──────── Provided material

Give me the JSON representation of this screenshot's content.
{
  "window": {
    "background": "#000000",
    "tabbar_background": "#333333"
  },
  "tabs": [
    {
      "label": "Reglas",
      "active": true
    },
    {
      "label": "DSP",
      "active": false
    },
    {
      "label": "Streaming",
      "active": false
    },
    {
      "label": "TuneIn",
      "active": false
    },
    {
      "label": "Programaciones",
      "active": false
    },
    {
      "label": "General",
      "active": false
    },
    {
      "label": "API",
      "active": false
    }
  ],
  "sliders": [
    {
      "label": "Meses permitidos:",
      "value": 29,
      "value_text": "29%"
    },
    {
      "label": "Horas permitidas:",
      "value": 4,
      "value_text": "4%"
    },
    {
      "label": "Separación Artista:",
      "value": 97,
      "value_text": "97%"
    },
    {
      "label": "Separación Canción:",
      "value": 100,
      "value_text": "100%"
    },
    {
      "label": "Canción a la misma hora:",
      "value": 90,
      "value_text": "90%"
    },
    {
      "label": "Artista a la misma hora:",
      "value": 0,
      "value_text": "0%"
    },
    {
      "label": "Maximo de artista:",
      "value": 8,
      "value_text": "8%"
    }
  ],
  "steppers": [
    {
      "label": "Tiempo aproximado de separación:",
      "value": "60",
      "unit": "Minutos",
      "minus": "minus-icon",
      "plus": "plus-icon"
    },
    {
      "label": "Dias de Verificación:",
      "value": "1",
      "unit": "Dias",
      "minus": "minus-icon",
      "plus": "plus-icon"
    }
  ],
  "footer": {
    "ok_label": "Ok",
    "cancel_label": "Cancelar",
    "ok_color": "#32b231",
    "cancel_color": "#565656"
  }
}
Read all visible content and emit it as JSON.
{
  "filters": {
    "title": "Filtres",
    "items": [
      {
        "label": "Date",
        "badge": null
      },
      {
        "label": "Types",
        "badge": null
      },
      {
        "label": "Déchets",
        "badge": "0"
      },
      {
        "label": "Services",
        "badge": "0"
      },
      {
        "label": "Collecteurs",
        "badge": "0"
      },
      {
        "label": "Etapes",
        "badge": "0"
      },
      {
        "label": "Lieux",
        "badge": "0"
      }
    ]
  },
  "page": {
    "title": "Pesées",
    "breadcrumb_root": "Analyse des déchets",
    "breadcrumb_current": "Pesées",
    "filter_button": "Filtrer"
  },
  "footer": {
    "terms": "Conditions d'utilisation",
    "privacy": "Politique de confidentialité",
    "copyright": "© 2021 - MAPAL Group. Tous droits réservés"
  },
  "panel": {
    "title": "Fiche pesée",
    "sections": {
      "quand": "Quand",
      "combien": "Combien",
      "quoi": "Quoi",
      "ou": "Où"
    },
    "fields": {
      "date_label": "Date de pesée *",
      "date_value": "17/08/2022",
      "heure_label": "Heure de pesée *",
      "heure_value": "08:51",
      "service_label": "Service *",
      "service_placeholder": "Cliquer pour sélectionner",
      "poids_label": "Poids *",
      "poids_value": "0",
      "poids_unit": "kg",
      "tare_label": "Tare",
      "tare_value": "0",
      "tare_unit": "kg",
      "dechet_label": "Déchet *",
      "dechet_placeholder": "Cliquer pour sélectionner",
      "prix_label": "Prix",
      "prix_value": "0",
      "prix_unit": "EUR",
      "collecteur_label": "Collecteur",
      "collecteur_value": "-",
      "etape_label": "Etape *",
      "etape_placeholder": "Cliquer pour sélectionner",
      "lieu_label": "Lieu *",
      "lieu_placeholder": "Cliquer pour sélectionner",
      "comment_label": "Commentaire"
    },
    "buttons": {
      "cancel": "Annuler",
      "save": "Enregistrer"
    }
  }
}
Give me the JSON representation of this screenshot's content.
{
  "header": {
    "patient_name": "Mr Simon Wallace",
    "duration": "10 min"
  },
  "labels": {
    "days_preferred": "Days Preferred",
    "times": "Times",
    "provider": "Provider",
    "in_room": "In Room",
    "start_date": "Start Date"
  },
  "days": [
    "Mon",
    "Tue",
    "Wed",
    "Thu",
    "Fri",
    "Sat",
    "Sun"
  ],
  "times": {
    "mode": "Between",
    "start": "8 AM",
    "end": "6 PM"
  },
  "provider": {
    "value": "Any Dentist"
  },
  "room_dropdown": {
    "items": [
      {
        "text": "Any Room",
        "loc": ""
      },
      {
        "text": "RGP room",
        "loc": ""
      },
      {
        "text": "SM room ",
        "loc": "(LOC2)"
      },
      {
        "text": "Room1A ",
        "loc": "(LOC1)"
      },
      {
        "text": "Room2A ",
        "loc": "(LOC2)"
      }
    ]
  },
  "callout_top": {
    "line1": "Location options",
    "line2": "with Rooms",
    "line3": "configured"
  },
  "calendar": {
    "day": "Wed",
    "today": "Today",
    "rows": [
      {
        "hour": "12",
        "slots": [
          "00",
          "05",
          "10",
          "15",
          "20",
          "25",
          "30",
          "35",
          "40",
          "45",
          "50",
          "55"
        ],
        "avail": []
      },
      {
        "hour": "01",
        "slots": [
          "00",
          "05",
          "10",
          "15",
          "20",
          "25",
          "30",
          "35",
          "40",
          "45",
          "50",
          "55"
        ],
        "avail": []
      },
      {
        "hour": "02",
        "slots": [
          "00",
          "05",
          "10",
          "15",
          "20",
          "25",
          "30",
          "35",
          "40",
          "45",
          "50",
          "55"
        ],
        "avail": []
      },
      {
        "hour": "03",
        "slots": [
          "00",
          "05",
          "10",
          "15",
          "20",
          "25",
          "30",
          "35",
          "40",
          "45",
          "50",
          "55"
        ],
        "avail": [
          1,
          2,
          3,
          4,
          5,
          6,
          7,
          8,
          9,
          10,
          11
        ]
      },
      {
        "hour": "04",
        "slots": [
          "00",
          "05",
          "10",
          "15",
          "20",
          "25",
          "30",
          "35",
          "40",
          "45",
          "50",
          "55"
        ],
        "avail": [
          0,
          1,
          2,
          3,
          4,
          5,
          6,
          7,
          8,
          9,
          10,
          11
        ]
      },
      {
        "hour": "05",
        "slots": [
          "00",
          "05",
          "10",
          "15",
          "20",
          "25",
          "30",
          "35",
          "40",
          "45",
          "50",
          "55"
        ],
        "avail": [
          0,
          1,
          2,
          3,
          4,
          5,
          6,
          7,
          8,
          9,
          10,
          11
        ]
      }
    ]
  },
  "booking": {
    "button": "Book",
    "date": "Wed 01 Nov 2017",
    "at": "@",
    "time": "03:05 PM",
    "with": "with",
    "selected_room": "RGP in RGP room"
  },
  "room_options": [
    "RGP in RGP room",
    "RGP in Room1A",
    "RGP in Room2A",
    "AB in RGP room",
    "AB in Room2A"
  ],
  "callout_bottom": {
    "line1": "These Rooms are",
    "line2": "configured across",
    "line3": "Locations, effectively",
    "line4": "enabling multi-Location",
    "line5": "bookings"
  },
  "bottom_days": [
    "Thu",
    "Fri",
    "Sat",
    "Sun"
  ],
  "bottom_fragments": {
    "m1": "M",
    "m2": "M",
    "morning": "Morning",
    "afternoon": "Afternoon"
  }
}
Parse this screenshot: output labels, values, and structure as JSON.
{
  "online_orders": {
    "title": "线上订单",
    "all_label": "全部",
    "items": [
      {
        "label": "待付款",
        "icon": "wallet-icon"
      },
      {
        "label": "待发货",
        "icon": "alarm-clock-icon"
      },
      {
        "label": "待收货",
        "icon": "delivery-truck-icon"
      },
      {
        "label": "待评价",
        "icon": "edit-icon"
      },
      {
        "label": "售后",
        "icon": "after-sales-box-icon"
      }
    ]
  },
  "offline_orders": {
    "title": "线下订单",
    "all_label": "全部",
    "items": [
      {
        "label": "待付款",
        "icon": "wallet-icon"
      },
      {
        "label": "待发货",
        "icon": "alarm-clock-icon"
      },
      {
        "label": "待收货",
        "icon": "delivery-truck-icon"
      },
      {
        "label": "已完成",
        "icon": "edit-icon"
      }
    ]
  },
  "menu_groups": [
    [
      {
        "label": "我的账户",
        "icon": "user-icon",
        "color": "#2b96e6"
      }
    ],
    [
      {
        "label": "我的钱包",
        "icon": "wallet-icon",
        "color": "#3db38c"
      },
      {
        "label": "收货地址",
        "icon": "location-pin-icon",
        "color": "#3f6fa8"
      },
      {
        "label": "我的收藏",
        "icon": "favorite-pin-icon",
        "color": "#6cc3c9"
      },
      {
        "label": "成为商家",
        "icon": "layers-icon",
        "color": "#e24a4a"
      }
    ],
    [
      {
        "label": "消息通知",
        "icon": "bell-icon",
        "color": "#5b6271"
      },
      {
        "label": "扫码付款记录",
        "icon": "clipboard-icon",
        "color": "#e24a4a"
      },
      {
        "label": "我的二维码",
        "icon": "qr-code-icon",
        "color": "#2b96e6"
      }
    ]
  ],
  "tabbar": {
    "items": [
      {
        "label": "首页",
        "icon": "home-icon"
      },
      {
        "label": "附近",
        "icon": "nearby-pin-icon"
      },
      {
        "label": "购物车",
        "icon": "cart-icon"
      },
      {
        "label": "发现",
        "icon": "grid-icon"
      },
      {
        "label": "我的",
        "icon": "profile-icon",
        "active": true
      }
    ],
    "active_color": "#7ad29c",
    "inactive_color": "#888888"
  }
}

────────────────

Among the lines of the material, find those that hold the word "JSON" and copy them.

• Answer to the exercise:
Give me the JSON representation of this screenshot's content.
Read all visible content and emit it as JSON.
Give me the JSON representation of this screenshot's content.
Parse this screenshot: output labels, values, and structure as JSON.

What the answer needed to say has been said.